**AIM OF THE EXERCISE**
Send back the records in full, character for character.

■ ■ ■ ■ ■

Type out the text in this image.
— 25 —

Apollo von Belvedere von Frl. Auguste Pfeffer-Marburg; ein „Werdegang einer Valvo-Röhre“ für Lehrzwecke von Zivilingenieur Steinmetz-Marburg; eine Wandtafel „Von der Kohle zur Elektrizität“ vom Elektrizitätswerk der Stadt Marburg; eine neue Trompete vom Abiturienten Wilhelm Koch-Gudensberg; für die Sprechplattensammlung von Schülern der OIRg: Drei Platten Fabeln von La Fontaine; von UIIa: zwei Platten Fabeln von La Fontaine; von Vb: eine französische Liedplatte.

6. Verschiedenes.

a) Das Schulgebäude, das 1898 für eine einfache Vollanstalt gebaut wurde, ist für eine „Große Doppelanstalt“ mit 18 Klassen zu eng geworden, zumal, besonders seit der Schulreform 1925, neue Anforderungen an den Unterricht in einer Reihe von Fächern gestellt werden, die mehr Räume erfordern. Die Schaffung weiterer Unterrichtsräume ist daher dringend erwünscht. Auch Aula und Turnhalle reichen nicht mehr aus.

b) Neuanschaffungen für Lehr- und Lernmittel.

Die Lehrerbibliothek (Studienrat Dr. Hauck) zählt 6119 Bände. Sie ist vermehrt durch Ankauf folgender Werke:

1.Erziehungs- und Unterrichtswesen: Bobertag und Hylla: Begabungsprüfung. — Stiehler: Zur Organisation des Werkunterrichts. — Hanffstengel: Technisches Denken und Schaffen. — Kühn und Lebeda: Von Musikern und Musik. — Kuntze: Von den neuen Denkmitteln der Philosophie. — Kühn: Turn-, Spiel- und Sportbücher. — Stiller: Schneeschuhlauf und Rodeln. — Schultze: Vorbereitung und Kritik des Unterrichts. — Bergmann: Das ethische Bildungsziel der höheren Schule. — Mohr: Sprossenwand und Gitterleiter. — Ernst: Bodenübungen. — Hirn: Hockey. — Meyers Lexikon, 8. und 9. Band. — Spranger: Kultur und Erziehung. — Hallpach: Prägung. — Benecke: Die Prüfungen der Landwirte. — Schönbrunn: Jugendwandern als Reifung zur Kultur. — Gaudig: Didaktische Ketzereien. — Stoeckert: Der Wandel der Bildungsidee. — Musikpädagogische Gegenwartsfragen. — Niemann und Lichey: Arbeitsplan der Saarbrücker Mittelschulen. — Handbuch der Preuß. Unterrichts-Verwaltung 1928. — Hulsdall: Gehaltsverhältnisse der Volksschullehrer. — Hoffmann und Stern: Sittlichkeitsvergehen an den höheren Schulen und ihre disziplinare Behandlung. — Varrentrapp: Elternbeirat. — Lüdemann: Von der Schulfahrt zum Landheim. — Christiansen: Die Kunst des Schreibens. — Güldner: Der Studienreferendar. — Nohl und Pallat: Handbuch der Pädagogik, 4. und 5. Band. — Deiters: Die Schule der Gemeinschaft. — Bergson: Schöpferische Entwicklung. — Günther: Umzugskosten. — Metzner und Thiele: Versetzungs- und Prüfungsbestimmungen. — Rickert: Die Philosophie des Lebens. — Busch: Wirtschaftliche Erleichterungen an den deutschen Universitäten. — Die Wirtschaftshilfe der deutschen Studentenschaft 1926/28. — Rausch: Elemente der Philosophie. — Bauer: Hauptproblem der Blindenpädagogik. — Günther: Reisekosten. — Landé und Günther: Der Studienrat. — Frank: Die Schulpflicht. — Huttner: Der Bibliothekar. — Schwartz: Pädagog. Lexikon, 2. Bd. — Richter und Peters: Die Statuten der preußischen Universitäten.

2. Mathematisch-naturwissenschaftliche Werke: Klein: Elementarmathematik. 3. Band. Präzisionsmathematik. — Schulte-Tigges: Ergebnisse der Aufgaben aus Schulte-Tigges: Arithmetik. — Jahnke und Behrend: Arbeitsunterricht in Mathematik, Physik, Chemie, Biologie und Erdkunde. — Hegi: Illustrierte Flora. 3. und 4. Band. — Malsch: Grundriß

■ ■ ■ ■ ■

**THE SOLUTION**
Type out the text in this image.
— 25 —

Apollo von Belvedere von Frl. Auguste Pfeffer-Marburg; ein „Werdegang einer Valvo-Röhre“ für Lehrzwecke von Zivilingenieur Steinmetz-Marburg; eine Wandtafel „Von der Kohle zur Elektrizität“ vom Elektrizitätswerk der Stadt Marburg; eine neue Trompete vom Abiturienten Wilhelm Koch-Gudensberg; für die Sprechplattensammlung von Schülern der OIRg: Drei Platten Fabeln von La Fontaine; von UIIa: zwei Platten Fabeln von La Fontaine; von Vb: eine französische Liedplatte.

6. Verschiedenes.

a) Das Schulgebäude, das 1898 für eine einfache Vollanstalt gebaut wurde, ist für eine „Große Doppelanstalt“ mit 18 Klassen zu eng geworden, zumal, besonders seit der Schulreform 1925, neue Anforderungen an den Unterricht in einer Reihe von Fächern gestellt werden, die mehr Räume erfordern. Die Schaffung weiterer Unterrichtsräume ist daher dringend erwünscht. Auch Aula und Turnhalle reichen nicht mehr aus.

b) Neuanschaffungen für Lehr- und Lernmittel.

Die Lehrerbibliothek (Studienrat Dr. Hauck) zählt 6119 Bände. Sie ist vermehrt durch Ankauf folgender Werke:

1.Erziehungs- und Unterrichtswesen: Bobertag und Hylla: Begabungsprüfung. — Stiehler: Zur Organisation des Werkunterrichts. — Hanffstengel: Technisches Denken und Schaffen. — Kühn und Lebeda: Von Musikern und Musik. — Kuntze: Von den neuen Denkmitteln der Philosophie. — Kühn: Turn-, Spiel- und Sportbücher. — Stiller: Schneeschuhlauf und Rodeln. — Schultze: Vorbereitung und Kritik des Unterrichts. — Bergmann: Das ethische Bildungsziel der höheren Schule. — Mohr: Sprossenwand und Gitterleiter. — Ernst: Bodenübungen. — Hirn: Hockey. — Meyers Lexikon, 8. und 9. Band. — Spranger: Kultur und Erziehung. — Hallpach: Prägung. — Benecke: Die Prüfungen der Landwirte. — Schönbrunn: Jugendwandern als Reifung zur Kultur. — Gaudig: Didaktische Ketzereien. — Stoeckert: Der Wandel der Bildungsidee. — Musikpädagogische Gegenwartsfragen. — Niemann und Lichey: Arbeitsplan der Saarbrücker Mittelschulen. — Handbuch der Preuß. Unterrichts-Verwaltung 1928. — Hulsdall: Gehaltsverhältnisse der Volksschullehrer. — Hoffmann und Stern: Sittlichkeitsvergehen an den höheren Schulen und ihre disziplinare Behandlung. — Varrentrapp: Elternbeirat. — Lüdemann: Von der Schulfahrt zum Landheim. — Christiansen: Die Kunst des Schreibens. — Güldner: Der Studienreferendar. — Nohl und Pallat: Handbuch der Pädagogik, 4. und 5. Band. — Deiters: Die Schule der Gemeinschaft. — Bergson: Schöpferische Entwicklung. — Günther: Umzugskosten. — Metzner und Thiele: Versetzungs- und Prüfungsbestimmungen. — Rickert: Die Philosophie des Lebens. — Busch: Wirtschaftliche Erleichterungen an den deutschen Universitäten. — Die Wirtschaftshilfe der deutschen Studentenschaft 1926/28. — Rausch: Elemente der Philosophie. — Bauer: Hauptproblem der Blindenpädagogik. — Günther: Reisekosten. — Landé und Günther: Der Studienrat. — Frank: Die Schulpflicht. — Huttner: Der Bibliothekar. — Schwartz: Pädagog. Lexikon, 2. Bd. — Richter und Peters: Die Statuten der preußischen Universitäten.

2. Mathematisch-naturwissenschaftliche Werke: Klein: Elementarmathematik. 3. Band. Präzisionsmathematik. — Schulte-Tigges: Ergebnisse der Aufgaben aus Schulte-Tigges: Arithmetik. — Jahnke und Behrend: Arbeitsunterricht in Mathematik, Physik, Chemie, Biologie und Erdkunde. — Hegi: Illustrierte Flora. 3. und 4. Band. — Malsch: Grundriß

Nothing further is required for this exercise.